* Aim *
Filter the listing and keep only the lines with the word "técnicas".

* start *

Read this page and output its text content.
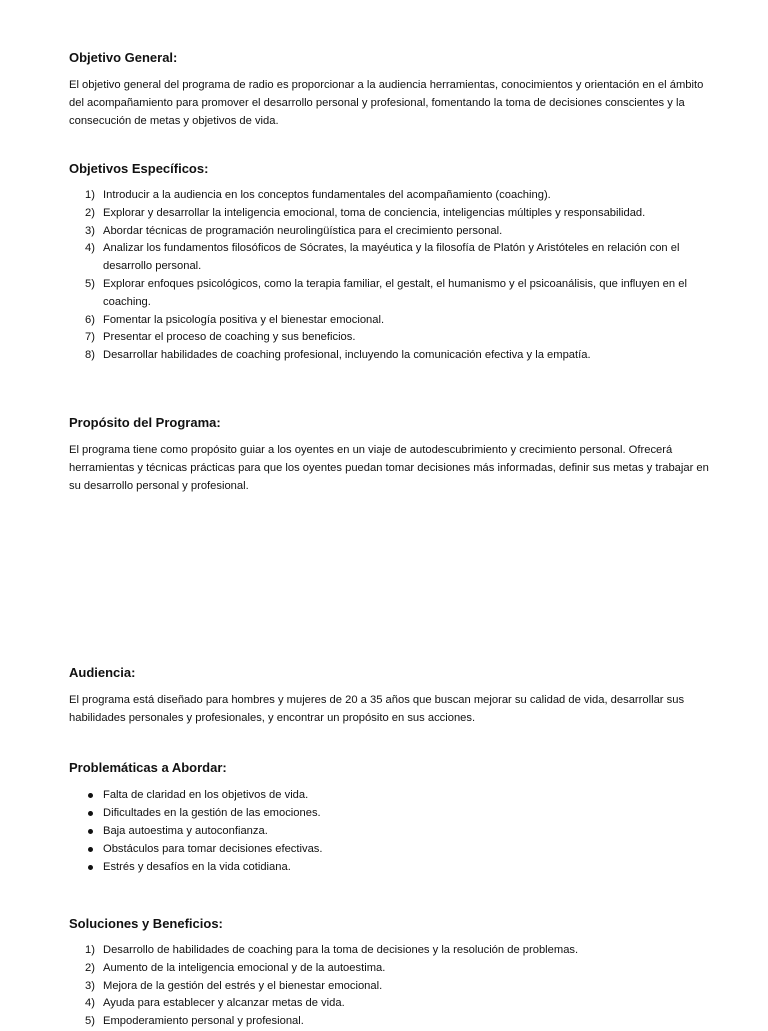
Objetivo General:

El objetivo general del programa de radio es proporcionar a la audiencia herramientas, conocimientos y orientación en el ámbito del acompañamiento para promover el desarrollo personal y profesional, fomentando la toma de decisiones conscientes y la consecución de metas y objetivos de vida.

Objetivos Específicos:
1) Introducir a la audiencia en los conceptos fundamentales del acompañamiento (coaching).
2) Explorar y desarrollar la inteligencia emocional, toma de conciencia, inteligencias múltiples y responsabilidad.
3) Abordar técnicas de programación neurolingüística para el crecimiento personal.
4) Analizar los fundamentos filosóficos de Sócrates, la mayéutica y la filosofía de Platón y Aristóteles en relación con el desarrollo personal.
5) Explorar enfoques psicológicos, como la terapia familiar, el gestalt, el humanismo y el psicoanálisis, que influyen en el coaching.
6) Fomentar la psicología positiva y el bienestar emocional.
7) Presentar el proceso de coaching y sus beneficios.
8) Desarrollar habilidades de coaching profesional, incluyendo la comunicación efectiva y la empatía.
Propósito del Programa:

El programa tiene como propósito guiar a los oyentes en un viaje de autodescubrimiento y crecimiento personal. Ofrecerá herramientas y técnicas prácticas para que los oyentes puedan tomar decisiones más informadas, definir sus metas y trabajar en su desarrollo personal y profesional.

Audiencia:

El programa está diseñado para hombres y mujeres de 20 a 35 años que buscan mejorar su calidad de vida, desarrollar sus habilidades personales y profesionales, y encontrar un propósito en sus acciones.

Problemáticas a Abordar:
Falta de claridad en los objetivos de vida.
Dificultades en la gestión de las emociones.
Baja autoestima y autoconfianza.
Obstáculos para tomar decisiones efectivas.
Estrés y desafíos en la vida cotidiana.
Soluciones y Beneficios:
1) Desarrollo de habilidades de coaching para la toma de decisiones y la resolución de problemas.
2) Aumento de la inteligencia emocional y de la autoestima.
3) Mejora de la gestión del estrés y el bienestar emocional.
4) Ayuda para establecer y alcanzar metas de vida.
5) Empoderamiento personal y profesional.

* end *

* Right answer *
3) Abordar técnicas de programación neurolingüística para el crecimiento personal.
El programa tiene como propósito guiar a los oyentes en un viaje de autodescubrimiento y crecimiento personal. Ofrecerá herramientas y técnicas prácticas para que los oyentes puedan tomar decisiones más informadas, definir sus metas y trabajar en su desarrollo personal y profesional.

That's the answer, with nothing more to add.